%%

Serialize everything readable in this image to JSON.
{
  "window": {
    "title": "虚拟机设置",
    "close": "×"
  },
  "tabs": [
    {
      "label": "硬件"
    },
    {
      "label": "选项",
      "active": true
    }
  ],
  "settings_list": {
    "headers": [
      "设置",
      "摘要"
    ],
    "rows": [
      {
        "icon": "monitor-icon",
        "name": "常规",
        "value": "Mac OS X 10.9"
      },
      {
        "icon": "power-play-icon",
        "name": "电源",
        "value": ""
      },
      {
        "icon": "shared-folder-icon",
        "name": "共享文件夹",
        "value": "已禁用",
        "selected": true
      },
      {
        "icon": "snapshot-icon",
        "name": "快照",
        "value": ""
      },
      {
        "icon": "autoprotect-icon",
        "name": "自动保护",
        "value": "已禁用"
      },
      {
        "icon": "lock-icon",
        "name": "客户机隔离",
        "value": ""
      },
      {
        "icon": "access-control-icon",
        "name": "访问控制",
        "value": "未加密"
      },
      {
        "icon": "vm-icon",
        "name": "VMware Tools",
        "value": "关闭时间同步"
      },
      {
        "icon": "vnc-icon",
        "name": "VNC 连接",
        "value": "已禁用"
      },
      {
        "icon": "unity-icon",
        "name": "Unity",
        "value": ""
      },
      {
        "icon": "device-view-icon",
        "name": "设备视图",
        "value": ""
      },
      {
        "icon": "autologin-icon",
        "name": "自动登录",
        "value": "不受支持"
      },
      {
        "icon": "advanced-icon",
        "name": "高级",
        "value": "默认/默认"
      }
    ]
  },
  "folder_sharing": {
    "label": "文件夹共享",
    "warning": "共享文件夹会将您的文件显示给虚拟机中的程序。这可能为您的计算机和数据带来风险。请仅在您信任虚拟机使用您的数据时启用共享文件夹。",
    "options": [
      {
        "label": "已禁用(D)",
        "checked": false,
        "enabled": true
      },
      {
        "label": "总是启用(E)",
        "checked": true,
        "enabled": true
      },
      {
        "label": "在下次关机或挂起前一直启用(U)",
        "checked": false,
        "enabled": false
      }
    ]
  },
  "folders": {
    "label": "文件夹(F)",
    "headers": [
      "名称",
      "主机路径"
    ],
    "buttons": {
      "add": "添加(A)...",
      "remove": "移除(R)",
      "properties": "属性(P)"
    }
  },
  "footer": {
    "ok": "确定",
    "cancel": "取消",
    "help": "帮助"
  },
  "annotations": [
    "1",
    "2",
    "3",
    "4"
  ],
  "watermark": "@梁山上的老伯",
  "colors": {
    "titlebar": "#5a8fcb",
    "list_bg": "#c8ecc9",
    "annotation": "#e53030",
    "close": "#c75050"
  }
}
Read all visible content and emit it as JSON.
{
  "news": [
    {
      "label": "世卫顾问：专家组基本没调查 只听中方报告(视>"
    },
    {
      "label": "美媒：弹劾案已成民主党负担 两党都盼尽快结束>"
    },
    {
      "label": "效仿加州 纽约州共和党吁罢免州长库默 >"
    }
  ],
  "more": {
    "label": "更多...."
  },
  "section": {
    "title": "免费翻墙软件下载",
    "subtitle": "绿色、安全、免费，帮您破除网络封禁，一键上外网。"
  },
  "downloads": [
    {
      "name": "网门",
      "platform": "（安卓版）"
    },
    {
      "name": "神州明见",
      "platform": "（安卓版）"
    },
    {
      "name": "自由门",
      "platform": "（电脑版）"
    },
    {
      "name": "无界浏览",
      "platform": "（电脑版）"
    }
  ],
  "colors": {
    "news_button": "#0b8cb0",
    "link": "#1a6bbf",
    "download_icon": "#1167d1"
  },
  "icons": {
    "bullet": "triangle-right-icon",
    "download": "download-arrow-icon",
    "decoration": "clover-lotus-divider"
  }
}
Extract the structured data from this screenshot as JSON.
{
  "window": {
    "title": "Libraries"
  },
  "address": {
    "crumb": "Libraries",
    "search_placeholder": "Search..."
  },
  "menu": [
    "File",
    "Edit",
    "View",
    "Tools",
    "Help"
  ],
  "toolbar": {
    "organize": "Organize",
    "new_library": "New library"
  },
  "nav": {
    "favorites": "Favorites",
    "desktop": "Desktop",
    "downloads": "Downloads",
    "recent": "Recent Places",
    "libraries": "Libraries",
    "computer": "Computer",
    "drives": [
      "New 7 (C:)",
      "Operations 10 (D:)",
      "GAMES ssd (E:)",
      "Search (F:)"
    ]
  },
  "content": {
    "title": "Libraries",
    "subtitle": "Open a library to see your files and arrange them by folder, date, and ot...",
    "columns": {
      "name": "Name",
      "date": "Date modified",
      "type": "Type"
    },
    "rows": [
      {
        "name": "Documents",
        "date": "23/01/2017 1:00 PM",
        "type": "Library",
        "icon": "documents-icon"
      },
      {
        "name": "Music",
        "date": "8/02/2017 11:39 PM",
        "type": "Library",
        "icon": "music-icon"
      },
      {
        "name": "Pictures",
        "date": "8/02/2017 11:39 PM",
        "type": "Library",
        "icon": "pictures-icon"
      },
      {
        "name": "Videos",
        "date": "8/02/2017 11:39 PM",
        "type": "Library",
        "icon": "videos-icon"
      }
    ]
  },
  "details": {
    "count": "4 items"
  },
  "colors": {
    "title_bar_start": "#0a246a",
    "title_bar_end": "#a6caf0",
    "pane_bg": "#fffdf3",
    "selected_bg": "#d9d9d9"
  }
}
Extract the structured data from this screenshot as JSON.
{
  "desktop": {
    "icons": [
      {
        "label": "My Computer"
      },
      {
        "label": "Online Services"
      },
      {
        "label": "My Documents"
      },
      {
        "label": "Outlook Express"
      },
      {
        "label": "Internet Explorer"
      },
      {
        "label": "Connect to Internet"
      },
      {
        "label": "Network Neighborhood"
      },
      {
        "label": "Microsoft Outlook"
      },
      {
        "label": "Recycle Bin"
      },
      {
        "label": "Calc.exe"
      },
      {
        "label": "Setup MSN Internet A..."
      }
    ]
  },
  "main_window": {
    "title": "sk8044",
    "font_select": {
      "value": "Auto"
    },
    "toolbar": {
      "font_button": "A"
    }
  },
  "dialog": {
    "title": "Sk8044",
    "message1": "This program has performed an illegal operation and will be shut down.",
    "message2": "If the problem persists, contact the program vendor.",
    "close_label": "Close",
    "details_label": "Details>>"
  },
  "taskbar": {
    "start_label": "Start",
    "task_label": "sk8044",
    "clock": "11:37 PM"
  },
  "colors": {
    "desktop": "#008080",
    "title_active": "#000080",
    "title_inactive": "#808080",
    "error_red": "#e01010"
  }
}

%%

* **EXERCISE REQUIREMENTS**
Gather every line from the listing above in which "Internet" appears, and copy those lines.

* **WRITTEN SOLUTION**
        "label": "Internet Explorer"
        "label": "Connect to Internet"
        "label": "Setup MSN Internet A..."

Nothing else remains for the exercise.